- [Short exercise]: Pick every line with "legend" from the material below.

- [Data for processing]:

%%

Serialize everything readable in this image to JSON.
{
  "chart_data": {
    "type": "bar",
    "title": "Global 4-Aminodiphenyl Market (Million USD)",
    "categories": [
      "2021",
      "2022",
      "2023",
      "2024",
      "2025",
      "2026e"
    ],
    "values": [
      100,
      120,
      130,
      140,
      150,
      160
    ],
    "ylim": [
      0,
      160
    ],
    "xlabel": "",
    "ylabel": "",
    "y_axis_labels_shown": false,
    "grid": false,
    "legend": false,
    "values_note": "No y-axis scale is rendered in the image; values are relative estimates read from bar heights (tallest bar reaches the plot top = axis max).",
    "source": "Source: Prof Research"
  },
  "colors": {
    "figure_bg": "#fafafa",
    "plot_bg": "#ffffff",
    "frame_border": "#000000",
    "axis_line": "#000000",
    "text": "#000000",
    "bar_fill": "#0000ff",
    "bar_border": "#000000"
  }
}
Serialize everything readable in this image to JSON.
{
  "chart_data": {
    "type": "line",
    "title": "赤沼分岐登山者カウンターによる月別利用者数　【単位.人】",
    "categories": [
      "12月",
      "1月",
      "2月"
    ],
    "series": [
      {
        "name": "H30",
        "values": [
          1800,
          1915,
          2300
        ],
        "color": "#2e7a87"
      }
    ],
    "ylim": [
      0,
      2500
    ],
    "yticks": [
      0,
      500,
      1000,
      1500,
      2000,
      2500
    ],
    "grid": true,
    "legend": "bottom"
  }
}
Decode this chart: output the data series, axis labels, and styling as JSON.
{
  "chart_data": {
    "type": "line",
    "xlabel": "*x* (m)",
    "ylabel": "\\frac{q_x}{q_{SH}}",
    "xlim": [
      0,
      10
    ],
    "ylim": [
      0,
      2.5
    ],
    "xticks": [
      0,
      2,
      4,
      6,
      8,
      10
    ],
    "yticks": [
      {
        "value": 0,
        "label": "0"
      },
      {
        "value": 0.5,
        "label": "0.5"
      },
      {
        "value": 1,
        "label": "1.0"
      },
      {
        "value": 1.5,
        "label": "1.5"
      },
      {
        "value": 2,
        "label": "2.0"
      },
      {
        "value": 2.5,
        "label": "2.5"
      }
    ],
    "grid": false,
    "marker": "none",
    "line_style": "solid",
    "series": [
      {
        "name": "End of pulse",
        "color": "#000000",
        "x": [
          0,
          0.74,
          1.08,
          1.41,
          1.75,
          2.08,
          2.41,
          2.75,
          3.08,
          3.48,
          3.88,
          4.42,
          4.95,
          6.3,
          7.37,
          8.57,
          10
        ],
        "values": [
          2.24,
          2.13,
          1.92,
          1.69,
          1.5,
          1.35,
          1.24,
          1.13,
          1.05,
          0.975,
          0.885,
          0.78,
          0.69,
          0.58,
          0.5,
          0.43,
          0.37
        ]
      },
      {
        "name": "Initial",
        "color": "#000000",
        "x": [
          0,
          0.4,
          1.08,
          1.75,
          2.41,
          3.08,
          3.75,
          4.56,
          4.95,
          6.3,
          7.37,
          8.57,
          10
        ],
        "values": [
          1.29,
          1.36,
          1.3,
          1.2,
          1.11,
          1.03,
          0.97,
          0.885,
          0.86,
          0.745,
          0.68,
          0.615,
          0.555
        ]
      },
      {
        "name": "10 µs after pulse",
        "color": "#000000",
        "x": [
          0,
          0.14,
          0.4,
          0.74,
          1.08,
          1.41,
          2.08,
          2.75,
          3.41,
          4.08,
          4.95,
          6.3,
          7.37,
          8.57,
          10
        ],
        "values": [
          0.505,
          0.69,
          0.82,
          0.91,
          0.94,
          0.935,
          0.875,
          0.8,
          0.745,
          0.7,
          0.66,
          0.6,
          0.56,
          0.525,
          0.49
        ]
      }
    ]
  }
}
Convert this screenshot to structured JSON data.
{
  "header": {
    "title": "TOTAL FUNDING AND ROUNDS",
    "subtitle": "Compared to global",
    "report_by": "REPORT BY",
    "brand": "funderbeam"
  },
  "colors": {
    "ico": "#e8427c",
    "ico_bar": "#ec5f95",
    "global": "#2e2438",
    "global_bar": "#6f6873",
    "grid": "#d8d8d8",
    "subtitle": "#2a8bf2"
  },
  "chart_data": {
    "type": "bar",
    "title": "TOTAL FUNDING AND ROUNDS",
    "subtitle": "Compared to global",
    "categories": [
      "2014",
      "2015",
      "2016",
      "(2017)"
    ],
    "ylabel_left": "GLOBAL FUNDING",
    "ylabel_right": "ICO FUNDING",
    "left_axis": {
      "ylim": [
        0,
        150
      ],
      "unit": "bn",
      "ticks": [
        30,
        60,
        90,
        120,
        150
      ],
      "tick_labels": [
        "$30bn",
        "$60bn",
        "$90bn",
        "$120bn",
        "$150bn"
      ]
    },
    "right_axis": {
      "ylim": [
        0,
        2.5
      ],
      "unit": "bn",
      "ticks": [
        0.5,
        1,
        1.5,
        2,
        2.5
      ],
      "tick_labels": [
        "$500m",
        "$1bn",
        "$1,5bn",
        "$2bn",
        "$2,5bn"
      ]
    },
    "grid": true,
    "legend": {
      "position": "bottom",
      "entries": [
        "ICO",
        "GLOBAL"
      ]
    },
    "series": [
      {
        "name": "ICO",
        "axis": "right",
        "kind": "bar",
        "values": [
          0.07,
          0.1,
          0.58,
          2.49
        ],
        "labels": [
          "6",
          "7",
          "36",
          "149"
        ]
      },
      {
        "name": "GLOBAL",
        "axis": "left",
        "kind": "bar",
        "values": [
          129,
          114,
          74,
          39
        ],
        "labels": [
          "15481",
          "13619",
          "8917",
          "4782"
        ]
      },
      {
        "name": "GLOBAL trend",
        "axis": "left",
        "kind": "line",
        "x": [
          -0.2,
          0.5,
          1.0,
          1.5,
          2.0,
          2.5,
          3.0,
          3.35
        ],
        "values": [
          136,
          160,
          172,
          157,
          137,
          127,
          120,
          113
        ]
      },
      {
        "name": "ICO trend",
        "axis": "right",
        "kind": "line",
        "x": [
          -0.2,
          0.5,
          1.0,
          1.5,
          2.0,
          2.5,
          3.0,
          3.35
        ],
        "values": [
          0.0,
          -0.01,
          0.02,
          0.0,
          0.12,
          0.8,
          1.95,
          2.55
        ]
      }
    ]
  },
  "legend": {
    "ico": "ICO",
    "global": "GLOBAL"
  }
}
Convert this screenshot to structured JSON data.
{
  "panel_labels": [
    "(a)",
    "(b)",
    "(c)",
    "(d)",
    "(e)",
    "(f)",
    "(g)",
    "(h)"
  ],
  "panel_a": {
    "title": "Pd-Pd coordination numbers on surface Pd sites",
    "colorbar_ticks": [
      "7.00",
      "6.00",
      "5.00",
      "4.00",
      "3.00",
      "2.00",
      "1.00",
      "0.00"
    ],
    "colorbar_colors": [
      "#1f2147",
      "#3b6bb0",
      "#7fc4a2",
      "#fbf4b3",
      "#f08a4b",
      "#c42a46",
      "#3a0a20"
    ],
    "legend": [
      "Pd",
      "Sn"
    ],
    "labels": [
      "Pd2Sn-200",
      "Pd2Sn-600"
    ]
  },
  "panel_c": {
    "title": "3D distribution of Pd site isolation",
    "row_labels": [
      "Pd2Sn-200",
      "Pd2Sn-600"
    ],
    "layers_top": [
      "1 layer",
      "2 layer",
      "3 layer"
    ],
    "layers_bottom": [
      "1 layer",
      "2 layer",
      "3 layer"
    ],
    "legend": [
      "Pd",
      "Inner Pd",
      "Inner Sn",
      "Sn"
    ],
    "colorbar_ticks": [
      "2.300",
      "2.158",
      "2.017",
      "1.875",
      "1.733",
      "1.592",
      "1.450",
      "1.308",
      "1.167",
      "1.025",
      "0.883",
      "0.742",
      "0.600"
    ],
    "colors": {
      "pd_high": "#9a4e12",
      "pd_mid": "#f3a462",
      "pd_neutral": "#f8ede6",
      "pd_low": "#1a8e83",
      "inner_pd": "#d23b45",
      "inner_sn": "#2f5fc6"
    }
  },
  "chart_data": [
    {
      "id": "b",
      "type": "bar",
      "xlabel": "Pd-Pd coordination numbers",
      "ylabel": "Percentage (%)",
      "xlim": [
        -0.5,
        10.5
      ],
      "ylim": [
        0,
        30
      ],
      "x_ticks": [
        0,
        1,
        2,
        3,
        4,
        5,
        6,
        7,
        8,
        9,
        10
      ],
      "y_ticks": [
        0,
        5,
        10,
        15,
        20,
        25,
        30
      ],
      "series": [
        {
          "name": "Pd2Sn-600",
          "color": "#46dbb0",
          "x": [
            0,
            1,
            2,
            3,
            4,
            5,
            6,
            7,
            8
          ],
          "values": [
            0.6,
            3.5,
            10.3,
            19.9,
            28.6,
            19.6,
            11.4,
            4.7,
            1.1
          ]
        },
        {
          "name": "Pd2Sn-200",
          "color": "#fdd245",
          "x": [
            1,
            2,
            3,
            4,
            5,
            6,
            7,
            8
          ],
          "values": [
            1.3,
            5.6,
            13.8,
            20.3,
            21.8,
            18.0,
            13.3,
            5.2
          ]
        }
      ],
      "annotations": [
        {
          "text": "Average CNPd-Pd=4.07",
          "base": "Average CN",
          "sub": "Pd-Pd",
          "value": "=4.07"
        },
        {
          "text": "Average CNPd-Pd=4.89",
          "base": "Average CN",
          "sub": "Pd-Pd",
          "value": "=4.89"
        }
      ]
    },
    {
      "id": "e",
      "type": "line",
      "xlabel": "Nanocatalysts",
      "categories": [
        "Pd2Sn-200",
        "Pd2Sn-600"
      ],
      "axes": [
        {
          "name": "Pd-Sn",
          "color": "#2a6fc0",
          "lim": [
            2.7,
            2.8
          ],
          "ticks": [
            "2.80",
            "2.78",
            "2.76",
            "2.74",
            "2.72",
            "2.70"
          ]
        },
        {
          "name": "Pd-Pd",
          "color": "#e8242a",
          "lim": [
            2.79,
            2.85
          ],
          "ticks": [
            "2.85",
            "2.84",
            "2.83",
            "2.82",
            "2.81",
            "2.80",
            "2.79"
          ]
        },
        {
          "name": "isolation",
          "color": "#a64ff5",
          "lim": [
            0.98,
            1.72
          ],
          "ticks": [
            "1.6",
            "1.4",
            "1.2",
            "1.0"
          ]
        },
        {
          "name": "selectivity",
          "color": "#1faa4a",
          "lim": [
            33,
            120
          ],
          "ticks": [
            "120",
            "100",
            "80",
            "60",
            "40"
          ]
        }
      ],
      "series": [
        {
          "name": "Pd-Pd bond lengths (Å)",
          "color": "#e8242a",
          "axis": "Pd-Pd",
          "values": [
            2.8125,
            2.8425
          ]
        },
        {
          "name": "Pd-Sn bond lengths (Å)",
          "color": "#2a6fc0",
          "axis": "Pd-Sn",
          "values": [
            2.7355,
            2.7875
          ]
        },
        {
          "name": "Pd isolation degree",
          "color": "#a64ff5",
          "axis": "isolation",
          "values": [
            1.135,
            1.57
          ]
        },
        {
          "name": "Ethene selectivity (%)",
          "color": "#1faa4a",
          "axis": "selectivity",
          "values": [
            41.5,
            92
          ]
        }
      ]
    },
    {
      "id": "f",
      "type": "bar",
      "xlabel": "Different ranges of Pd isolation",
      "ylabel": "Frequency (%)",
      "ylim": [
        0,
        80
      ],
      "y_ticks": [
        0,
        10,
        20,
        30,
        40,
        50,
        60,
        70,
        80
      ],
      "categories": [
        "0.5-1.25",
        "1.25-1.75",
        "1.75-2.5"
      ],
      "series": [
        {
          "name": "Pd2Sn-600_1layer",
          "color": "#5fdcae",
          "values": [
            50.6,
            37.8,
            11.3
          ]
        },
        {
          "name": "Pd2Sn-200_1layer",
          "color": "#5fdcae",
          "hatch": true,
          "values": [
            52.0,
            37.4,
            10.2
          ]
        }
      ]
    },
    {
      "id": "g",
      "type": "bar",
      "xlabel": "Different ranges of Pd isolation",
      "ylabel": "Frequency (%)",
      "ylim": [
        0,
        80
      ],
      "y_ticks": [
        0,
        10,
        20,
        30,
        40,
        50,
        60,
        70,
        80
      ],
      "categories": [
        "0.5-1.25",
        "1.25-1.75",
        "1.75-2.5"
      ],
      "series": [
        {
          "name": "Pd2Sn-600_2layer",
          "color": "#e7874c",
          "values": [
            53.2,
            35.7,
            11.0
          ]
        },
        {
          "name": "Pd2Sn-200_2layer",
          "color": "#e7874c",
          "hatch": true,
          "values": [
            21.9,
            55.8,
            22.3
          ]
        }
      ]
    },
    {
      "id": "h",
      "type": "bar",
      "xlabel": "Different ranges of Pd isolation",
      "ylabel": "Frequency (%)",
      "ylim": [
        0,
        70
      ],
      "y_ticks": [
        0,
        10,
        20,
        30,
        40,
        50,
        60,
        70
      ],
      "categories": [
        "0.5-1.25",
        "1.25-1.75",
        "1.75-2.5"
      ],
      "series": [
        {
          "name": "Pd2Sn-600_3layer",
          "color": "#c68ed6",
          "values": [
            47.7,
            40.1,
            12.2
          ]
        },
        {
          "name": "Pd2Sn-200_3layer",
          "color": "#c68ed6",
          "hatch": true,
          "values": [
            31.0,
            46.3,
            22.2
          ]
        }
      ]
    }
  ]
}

%%

- [Exercise result]:
    "legend": false,
    "legend": "bottom"
    "legend": {
  "legend": {
    "legend": [
    "legend": [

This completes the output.